**TASK DETAILS**
Each line that holds the word "name" should be returned.

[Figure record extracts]

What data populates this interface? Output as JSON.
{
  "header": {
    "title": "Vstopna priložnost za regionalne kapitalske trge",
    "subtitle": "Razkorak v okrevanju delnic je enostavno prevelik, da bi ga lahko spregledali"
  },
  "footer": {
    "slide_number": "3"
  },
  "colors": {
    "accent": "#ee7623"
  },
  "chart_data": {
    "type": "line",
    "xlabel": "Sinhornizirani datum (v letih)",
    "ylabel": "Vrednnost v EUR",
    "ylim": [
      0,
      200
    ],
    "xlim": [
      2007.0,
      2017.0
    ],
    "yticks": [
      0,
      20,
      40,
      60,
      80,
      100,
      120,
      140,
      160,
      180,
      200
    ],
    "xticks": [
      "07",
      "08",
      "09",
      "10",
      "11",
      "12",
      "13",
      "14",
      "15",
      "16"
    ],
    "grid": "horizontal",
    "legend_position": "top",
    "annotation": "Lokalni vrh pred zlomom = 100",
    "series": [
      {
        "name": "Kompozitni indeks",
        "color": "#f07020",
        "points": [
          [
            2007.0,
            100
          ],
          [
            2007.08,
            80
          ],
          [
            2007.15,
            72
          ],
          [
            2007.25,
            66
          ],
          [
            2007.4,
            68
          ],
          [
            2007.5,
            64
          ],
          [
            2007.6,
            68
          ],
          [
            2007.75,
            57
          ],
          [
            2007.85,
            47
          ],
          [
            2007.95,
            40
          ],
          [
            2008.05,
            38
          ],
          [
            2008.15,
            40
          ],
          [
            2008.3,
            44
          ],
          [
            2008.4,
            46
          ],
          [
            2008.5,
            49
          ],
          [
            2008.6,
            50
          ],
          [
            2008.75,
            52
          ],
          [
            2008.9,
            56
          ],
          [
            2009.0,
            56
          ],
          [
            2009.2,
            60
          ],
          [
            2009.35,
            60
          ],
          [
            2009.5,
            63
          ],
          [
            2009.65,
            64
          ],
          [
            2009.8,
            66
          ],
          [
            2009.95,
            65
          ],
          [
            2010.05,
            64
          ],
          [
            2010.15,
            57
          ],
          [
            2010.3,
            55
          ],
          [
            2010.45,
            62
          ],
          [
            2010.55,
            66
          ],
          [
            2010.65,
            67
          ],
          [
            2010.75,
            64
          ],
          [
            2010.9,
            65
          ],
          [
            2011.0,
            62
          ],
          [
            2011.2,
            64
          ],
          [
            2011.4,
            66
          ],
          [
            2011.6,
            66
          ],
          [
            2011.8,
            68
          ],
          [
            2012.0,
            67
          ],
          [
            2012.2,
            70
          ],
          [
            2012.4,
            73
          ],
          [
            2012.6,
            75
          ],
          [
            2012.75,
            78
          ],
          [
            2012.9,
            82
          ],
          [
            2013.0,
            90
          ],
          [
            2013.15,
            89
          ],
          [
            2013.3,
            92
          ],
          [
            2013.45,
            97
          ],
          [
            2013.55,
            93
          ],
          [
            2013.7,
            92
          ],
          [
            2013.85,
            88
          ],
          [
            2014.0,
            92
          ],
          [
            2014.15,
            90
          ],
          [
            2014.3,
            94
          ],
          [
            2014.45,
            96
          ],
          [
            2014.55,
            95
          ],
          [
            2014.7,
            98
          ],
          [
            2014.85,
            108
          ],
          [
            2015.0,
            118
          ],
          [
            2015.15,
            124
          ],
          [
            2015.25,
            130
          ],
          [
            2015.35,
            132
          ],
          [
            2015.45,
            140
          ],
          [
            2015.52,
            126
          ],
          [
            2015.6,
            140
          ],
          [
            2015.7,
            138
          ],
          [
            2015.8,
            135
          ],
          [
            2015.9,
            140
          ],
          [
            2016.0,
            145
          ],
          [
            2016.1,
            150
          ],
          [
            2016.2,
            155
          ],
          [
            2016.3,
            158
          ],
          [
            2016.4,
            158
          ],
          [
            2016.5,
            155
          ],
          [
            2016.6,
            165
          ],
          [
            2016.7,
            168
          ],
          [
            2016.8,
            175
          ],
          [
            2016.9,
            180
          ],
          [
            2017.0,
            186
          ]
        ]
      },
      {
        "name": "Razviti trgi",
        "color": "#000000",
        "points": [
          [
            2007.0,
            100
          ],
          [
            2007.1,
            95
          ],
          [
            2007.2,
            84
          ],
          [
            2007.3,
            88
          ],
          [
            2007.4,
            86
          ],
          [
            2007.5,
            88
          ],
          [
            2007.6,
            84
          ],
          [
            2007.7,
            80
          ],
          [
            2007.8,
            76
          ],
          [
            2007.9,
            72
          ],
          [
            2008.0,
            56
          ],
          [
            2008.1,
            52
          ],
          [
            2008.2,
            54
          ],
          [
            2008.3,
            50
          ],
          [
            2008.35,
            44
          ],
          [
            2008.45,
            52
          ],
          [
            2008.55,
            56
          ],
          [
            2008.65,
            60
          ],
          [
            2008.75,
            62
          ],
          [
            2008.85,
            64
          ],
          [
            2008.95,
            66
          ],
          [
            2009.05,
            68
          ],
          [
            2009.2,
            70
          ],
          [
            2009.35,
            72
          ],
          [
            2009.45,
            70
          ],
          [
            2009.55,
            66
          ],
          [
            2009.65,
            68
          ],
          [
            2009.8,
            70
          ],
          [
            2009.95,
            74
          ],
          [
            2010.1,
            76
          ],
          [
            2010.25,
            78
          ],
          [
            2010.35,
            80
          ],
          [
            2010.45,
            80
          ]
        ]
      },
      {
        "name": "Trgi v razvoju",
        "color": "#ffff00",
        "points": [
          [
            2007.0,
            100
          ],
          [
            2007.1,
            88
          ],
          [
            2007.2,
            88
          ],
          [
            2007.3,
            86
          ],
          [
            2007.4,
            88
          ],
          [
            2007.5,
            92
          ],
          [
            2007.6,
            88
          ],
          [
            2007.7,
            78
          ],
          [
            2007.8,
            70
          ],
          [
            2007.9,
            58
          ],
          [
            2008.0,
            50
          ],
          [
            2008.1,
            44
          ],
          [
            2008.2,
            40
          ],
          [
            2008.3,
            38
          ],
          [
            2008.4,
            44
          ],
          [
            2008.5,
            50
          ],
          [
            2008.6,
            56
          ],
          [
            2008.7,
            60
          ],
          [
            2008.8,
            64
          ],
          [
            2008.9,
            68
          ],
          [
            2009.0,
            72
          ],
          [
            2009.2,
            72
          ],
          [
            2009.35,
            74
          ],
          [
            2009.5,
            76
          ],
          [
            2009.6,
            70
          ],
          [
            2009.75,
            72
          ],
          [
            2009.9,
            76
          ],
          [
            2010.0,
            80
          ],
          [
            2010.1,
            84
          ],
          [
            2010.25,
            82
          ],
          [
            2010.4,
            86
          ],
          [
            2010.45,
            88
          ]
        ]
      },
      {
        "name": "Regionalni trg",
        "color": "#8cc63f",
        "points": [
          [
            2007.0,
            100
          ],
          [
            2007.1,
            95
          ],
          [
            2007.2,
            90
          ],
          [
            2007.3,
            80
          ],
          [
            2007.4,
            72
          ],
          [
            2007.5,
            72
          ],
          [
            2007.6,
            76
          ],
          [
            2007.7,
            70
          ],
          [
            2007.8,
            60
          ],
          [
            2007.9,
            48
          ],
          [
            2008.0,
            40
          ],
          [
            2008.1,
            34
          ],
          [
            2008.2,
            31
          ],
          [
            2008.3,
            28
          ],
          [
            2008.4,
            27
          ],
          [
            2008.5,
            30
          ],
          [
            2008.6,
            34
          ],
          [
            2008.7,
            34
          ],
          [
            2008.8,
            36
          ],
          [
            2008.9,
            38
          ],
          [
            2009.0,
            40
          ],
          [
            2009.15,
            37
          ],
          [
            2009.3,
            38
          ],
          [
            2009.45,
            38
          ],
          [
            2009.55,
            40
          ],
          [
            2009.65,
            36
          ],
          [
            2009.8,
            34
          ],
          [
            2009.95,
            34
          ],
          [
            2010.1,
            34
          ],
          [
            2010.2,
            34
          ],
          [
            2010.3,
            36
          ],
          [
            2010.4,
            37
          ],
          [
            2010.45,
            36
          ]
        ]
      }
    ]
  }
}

**SOLUTION TO THE EXERCISE**
        "name": "Kompozitni indeks",
        "name": "Razviti trgi",
        "name": "Trgi v razvoju",
        "name": "Regionalni trg",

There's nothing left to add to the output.